DATA FOR PROCESSING:
=== Section Start ===

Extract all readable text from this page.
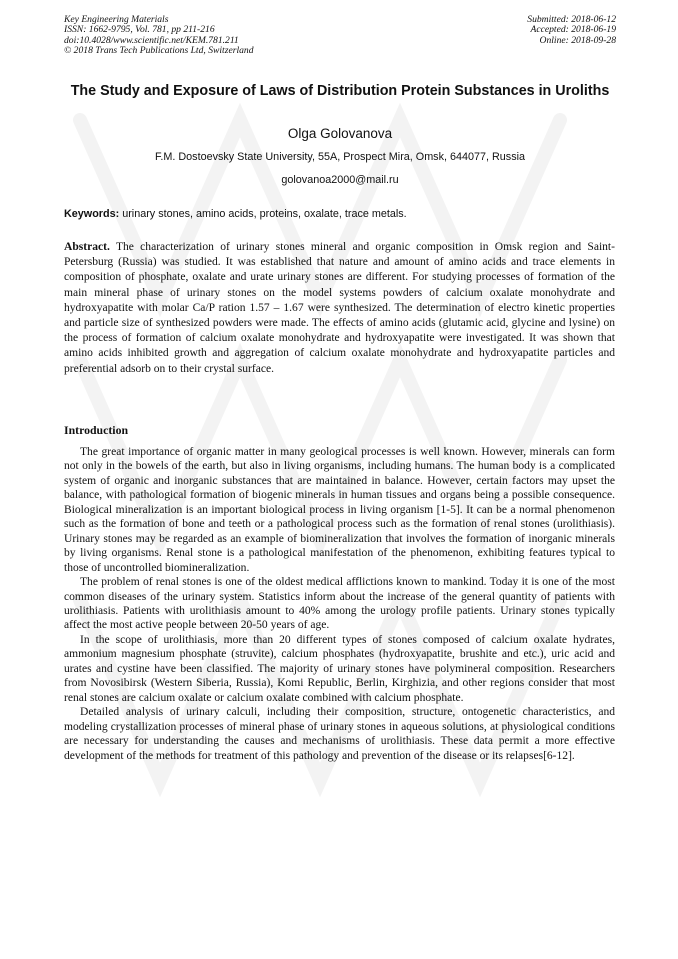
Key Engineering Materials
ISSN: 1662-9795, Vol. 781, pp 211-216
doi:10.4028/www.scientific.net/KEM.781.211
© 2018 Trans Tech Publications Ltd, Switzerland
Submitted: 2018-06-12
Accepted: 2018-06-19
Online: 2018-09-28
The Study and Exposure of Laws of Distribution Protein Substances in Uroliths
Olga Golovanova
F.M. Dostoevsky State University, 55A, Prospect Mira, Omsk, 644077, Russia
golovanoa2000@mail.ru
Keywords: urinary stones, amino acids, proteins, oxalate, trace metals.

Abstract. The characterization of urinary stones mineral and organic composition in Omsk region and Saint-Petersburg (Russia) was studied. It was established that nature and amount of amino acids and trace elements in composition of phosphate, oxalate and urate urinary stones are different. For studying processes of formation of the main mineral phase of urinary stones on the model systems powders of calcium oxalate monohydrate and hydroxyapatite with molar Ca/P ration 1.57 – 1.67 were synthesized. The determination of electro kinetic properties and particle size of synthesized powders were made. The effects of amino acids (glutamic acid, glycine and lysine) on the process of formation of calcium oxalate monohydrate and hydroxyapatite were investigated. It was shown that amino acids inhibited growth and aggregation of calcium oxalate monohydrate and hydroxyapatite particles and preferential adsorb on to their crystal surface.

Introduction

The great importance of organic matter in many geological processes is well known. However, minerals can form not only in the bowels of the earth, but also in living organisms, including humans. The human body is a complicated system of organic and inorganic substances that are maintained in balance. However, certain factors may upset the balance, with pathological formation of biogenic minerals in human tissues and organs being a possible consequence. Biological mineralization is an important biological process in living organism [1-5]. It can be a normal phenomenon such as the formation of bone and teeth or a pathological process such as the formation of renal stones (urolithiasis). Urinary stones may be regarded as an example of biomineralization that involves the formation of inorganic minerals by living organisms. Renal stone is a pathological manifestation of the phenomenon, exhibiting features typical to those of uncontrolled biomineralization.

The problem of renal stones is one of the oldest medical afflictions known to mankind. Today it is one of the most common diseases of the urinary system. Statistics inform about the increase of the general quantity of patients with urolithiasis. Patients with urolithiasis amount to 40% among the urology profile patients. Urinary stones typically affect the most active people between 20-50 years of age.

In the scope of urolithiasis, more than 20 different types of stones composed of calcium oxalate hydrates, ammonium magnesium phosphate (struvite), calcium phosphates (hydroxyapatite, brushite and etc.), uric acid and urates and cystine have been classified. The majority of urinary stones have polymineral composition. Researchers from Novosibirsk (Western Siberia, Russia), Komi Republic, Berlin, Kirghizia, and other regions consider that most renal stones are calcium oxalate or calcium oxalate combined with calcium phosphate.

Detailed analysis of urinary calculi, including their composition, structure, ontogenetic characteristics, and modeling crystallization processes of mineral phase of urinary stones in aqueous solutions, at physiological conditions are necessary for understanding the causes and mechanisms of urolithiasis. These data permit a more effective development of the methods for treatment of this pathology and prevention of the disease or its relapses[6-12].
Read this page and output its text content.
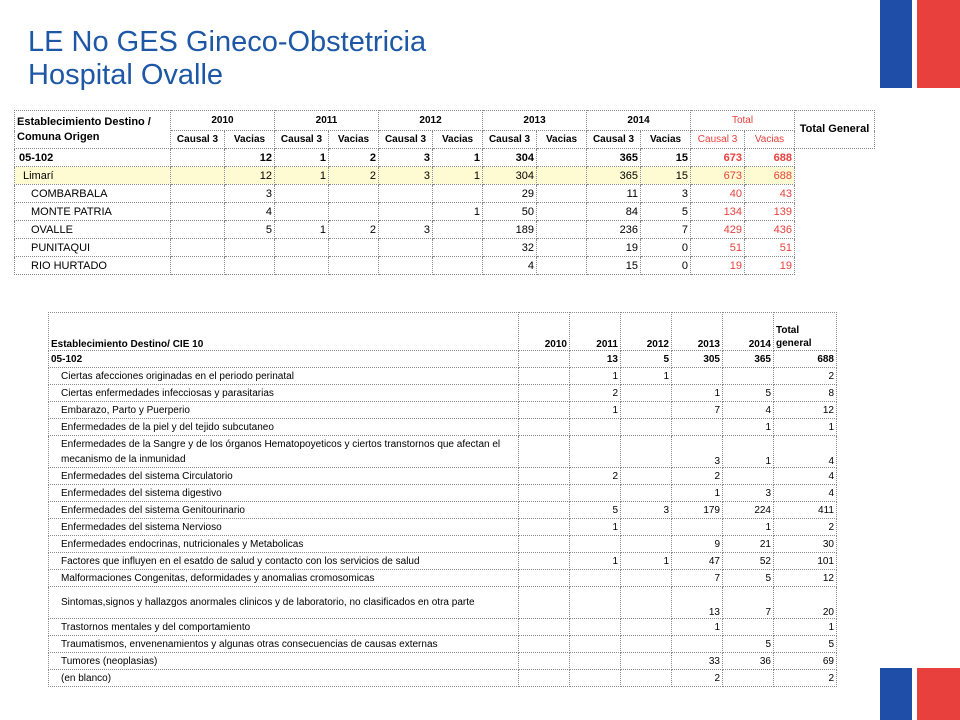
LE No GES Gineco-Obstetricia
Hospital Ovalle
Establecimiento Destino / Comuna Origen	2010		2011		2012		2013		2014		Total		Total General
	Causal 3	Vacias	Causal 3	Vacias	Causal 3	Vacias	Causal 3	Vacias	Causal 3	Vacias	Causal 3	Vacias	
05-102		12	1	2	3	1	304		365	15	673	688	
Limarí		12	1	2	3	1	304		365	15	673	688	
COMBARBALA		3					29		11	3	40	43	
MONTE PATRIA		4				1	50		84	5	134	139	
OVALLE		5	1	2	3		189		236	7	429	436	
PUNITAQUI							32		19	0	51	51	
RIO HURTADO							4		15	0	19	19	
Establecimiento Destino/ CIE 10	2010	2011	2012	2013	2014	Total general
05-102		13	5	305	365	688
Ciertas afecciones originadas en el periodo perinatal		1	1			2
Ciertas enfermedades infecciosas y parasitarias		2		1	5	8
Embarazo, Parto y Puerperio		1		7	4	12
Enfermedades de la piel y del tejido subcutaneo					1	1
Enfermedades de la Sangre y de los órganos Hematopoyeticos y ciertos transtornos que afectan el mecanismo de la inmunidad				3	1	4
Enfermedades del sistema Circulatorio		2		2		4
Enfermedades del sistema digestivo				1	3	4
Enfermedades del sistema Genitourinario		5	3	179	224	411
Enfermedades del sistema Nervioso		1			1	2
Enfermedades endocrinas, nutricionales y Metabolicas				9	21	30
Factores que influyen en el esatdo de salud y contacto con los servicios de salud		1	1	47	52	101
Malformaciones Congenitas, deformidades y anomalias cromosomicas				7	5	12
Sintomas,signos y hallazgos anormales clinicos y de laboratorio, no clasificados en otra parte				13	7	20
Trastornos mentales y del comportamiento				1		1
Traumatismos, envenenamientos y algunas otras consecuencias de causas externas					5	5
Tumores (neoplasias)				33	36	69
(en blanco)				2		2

=== Section End ===

Wherever a line in the listing contains the word "Total", copy that line out.

Establecimiento Destino / Comuna Origen	2010		2011		2012		2013		2014		Total		Total General
Establecimiento Destino/ CIE 10	2010	2011	2012	2013	2014	Total general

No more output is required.